- _Given request_: Return the number of lines that include the string "tushunchasi", without any other text.

- _Data shown_:
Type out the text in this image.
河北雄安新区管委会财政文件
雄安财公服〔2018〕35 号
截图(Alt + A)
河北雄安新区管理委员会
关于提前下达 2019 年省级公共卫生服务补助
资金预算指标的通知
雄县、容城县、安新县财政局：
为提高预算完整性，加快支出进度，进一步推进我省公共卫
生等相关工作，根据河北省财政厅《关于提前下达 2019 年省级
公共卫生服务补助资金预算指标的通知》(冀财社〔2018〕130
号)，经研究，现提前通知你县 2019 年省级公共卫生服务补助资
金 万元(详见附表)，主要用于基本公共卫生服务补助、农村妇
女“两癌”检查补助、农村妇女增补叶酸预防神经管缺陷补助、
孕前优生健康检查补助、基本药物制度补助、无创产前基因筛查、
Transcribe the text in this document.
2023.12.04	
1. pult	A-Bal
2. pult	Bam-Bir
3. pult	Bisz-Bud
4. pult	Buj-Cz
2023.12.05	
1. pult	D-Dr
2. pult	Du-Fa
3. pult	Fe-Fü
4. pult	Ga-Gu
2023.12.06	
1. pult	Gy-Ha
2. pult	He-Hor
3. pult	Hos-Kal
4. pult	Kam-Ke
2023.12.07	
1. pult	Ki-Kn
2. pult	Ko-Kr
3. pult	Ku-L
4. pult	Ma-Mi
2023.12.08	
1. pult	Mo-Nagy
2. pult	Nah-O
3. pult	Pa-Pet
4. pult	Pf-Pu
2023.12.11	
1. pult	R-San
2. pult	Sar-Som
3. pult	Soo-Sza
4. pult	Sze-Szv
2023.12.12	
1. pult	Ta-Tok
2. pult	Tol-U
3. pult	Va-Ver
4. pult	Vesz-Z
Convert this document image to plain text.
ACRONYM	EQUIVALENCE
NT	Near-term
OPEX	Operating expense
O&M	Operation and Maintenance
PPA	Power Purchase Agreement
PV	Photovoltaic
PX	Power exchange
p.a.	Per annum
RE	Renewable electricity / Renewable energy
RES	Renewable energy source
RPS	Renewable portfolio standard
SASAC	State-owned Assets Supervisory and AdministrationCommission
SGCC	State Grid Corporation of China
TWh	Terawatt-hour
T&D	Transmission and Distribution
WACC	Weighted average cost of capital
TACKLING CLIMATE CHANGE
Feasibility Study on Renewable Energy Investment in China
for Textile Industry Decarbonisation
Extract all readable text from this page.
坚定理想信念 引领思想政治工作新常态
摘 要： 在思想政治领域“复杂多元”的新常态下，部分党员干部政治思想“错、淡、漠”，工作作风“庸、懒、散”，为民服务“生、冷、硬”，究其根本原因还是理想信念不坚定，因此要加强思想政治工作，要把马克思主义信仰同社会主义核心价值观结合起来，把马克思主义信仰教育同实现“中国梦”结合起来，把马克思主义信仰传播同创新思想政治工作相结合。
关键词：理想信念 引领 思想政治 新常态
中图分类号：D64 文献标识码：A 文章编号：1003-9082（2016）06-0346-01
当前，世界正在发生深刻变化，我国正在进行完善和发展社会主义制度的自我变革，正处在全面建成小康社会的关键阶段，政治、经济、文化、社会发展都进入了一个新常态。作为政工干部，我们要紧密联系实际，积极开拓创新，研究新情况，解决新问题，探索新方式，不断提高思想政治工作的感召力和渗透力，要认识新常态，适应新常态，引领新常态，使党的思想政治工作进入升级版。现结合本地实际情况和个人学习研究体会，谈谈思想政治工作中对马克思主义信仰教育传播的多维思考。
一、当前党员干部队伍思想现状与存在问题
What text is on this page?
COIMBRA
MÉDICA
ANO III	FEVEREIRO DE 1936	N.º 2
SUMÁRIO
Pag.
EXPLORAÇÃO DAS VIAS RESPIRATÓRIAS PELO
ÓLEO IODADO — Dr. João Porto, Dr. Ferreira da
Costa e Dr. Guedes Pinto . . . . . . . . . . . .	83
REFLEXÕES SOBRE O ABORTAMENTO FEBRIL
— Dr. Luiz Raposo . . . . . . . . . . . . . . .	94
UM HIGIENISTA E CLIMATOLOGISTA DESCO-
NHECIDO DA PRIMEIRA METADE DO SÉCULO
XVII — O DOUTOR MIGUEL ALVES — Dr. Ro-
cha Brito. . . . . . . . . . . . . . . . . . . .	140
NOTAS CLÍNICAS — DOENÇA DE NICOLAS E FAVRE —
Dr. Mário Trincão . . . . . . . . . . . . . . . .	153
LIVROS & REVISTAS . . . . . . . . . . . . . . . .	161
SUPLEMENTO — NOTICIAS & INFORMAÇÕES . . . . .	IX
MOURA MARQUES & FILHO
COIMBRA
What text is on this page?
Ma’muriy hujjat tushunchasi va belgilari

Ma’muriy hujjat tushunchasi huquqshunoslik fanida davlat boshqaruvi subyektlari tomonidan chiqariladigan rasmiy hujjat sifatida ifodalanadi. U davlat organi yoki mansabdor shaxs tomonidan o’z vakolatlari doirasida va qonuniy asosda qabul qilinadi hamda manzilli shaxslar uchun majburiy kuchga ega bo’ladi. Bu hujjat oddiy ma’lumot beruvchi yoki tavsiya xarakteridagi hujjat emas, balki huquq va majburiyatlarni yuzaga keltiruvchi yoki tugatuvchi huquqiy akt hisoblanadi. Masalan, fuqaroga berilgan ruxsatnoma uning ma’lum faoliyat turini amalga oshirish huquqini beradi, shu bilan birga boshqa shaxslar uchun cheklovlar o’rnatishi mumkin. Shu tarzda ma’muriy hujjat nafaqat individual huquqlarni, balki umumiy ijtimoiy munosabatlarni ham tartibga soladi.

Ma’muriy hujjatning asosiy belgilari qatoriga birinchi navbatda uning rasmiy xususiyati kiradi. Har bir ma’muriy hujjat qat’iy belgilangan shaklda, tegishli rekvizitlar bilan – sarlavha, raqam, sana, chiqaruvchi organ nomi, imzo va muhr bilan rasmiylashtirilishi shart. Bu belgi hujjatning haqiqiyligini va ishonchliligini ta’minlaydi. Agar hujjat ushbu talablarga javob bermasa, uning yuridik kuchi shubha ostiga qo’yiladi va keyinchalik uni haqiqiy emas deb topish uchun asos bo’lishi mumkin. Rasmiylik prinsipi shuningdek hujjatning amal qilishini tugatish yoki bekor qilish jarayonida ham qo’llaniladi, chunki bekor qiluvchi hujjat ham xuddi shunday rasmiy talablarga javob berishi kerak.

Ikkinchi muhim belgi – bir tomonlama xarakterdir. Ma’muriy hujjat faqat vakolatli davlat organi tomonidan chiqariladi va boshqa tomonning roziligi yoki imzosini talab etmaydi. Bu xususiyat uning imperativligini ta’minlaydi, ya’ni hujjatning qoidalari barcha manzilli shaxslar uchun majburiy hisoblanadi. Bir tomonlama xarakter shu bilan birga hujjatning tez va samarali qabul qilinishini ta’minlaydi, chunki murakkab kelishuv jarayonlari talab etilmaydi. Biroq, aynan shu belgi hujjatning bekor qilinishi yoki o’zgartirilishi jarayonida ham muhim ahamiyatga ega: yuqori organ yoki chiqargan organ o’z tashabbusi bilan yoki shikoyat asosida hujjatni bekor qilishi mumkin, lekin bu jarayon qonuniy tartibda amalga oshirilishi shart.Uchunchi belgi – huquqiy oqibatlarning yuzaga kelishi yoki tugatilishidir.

- _Output for this exercise_: 2